* **SET TASK**
Search the material below for the string "ylabel" and list each line that holds it.

**** INFORMATION PROVIDED ****

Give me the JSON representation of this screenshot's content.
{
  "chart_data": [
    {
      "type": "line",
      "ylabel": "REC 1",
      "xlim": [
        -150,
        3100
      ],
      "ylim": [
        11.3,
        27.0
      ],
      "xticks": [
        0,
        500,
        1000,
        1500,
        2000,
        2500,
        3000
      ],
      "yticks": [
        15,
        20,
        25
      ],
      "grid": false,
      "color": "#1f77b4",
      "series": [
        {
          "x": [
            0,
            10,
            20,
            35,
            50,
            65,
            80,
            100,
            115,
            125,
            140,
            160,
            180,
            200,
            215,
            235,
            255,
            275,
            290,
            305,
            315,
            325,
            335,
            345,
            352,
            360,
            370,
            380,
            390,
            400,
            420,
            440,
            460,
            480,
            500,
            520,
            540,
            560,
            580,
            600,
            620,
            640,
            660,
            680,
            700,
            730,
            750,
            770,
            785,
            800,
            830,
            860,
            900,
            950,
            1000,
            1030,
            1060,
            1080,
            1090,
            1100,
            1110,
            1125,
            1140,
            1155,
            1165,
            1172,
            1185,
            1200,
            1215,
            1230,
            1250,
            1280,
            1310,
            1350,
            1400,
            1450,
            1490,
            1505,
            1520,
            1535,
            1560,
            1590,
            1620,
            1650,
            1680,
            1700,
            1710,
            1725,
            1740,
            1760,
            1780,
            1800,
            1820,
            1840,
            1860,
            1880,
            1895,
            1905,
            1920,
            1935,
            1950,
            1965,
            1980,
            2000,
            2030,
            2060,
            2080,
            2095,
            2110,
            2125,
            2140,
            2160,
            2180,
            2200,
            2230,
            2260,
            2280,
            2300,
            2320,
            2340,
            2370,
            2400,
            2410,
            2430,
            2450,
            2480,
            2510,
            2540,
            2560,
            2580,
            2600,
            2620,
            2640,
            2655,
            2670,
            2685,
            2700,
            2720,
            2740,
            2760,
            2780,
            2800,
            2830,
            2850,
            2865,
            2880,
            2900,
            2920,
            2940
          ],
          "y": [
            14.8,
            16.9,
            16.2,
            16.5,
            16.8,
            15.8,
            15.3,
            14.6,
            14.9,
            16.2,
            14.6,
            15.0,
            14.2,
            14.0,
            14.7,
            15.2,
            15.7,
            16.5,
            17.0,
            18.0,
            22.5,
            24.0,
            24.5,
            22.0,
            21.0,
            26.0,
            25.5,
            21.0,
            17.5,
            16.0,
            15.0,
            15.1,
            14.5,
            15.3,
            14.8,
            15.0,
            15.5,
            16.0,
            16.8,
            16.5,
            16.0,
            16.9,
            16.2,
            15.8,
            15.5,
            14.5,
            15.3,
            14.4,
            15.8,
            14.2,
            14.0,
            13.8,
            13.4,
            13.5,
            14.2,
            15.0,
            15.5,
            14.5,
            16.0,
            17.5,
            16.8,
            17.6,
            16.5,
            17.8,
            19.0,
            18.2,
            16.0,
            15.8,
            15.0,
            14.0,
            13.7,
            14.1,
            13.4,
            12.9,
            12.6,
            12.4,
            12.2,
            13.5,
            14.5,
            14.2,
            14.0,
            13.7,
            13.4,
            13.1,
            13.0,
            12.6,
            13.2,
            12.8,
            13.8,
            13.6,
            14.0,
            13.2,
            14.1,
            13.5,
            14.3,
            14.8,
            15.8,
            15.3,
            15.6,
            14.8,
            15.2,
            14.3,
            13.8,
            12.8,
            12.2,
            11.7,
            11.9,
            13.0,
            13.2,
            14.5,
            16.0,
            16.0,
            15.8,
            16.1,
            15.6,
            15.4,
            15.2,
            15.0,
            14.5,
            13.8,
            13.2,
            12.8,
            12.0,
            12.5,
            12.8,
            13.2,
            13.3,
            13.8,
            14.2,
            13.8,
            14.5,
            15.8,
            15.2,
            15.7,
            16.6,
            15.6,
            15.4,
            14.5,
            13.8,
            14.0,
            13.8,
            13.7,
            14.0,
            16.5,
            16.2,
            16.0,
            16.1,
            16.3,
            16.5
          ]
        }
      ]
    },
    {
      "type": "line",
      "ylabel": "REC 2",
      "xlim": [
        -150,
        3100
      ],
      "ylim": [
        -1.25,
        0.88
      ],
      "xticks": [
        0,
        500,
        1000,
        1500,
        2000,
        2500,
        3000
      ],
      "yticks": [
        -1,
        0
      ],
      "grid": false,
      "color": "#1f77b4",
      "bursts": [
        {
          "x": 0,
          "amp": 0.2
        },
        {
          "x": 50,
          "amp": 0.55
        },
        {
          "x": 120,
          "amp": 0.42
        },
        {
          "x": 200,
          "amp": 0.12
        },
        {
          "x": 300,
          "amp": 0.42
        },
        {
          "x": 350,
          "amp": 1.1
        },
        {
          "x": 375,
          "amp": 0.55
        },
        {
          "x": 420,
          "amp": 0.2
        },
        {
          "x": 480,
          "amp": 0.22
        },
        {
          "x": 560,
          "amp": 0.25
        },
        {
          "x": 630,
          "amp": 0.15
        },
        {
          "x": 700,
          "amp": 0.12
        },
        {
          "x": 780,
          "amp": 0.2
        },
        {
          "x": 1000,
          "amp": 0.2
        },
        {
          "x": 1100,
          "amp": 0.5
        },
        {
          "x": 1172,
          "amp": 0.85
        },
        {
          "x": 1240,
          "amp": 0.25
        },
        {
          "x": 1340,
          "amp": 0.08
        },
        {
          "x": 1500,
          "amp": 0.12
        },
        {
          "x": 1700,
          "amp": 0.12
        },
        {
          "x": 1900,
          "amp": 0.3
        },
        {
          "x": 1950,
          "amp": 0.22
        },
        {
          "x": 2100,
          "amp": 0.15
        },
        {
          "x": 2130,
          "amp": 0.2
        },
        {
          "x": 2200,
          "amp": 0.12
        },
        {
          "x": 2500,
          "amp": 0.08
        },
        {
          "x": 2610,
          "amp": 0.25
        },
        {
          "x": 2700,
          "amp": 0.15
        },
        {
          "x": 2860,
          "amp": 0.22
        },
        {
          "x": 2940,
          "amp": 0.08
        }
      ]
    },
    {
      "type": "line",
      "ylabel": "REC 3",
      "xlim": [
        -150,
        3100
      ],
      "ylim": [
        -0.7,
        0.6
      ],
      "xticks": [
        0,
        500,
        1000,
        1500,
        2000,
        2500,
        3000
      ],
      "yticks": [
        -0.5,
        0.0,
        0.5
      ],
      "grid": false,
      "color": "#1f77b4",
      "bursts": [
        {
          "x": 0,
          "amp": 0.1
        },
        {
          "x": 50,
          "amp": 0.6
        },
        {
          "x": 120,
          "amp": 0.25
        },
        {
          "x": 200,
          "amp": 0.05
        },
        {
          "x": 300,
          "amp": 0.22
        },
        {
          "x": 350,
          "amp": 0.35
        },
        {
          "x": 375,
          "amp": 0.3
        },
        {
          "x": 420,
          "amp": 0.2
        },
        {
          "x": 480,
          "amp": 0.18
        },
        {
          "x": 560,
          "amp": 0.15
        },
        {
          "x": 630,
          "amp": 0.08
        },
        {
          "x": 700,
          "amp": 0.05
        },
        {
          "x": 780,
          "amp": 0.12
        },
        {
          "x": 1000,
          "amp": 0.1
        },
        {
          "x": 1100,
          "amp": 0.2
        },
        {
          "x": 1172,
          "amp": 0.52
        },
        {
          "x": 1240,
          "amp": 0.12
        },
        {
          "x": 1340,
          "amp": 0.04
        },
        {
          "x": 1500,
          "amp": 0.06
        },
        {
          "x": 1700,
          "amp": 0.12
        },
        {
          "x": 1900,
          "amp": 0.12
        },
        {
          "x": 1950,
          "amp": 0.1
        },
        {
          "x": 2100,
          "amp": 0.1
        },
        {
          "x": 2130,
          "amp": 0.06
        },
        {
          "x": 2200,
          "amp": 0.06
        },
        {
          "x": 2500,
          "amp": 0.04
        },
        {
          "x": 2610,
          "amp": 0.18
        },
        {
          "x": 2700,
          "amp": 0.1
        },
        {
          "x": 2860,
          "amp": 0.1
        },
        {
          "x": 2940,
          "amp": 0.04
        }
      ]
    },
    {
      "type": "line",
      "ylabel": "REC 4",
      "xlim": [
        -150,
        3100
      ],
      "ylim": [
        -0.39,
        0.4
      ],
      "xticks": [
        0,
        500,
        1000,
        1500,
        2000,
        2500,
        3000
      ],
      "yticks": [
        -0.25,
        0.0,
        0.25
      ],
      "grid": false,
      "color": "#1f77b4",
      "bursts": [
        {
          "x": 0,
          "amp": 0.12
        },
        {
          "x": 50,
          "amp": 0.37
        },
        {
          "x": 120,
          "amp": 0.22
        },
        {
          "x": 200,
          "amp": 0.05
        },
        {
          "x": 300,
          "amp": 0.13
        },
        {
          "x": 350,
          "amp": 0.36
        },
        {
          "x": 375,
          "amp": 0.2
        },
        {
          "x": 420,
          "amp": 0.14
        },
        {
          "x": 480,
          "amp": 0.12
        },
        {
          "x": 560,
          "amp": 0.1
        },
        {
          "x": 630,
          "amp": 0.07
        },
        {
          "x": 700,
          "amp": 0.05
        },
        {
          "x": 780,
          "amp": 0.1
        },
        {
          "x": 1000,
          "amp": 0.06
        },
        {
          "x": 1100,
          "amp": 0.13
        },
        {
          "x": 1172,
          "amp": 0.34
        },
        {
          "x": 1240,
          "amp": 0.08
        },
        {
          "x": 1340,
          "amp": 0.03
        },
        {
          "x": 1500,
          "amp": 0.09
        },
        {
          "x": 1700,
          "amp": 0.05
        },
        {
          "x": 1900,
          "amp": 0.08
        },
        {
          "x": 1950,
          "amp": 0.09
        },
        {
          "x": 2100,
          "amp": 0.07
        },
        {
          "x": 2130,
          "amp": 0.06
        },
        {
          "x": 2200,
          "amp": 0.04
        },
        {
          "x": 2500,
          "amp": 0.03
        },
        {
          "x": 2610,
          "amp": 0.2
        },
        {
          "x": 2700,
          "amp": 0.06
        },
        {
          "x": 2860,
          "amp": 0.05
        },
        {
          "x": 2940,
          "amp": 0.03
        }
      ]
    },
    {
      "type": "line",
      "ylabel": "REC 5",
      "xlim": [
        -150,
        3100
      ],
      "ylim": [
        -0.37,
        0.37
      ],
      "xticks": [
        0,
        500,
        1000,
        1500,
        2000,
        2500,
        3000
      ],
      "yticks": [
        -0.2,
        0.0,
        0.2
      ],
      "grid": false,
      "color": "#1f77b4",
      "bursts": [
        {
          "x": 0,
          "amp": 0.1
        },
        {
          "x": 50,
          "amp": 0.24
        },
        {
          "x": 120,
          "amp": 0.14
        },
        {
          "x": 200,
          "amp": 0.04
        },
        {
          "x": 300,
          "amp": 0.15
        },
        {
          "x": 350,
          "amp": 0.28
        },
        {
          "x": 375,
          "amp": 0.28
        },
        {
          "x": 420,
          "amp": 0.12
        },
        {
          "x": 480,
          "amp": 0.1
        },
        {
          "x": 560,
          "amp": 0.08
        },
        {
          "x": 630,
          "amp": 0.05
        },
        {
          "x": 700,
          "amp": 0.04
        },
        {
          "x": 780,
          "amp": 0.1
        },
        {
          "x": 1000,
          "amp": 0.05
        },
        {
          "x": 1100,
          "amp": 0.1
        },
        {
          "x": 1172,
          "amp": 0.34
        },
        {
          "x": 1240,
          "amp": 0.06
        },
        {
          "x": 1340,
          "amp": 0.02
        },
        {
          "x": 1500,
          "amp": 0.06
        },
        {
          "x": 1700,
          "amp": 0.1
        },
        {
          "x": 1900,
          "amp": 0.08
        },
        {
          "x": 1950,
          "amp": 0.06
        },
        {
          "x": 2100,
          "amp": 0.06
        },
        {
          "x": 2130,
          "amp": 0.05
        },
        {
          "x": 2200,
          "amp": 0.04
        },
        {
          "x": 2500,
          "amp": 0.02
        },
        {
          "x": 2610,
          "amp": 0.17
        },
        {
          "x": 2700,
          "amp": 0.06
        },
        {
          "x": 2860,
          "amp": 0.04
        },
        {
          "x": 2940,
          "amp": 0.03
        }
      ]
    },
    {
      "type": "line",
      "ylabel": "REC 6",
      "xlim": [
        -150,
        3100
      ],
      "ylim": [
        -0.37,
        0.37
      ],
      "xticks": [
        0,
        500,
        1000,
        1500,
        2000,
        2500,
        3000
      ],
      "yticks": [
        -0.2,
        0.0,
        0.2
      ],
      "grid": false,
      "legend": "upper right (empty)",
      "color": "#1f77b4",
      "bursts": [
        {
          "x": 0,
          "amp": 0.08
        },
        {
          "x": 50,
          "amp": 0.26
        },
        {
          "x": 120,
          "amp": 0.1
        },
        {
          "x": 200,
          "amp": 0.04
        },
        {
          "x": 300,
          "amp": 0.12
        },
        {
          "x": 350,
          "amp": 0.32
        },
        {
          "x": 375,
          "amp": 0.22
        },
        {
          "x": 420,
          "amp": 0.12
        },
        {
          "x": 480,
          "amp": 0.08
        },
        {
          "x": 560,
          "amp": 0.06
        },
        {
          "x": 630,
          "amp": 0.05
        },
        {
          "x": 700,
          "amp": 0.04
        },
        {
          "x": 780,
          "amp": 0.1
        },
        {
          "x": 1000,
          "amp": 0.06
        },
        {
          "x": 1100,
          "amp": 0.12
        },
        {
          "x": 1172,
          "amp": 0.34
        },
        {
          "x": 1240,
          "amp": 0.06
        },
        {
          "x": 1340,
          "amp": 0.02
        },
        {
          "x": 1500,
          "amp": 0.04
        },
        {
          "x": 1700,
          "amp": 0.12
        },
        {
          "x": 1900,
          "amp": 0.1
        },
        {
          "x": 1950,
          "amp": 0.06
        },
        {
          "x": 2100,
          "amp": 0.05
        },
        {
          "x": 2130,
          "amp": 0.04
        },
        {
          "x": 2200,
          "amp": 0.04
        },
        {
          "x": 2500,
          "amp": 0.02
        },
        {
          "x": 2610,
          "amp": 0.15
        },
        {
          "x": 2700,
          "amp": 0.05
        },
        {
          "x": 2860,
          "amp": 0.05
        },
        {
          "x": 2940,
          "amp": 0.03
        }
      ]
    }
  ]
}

****

* **ANSWER TO THIS PROBLEM**
      "ylabel": "REC 1",
      "ylabel": "REC 2",
      "ylabel": "REC 3",
      "ylabel": "REC 4",
      "ylabel": "REC 5",
      "ylabel": "REC 6",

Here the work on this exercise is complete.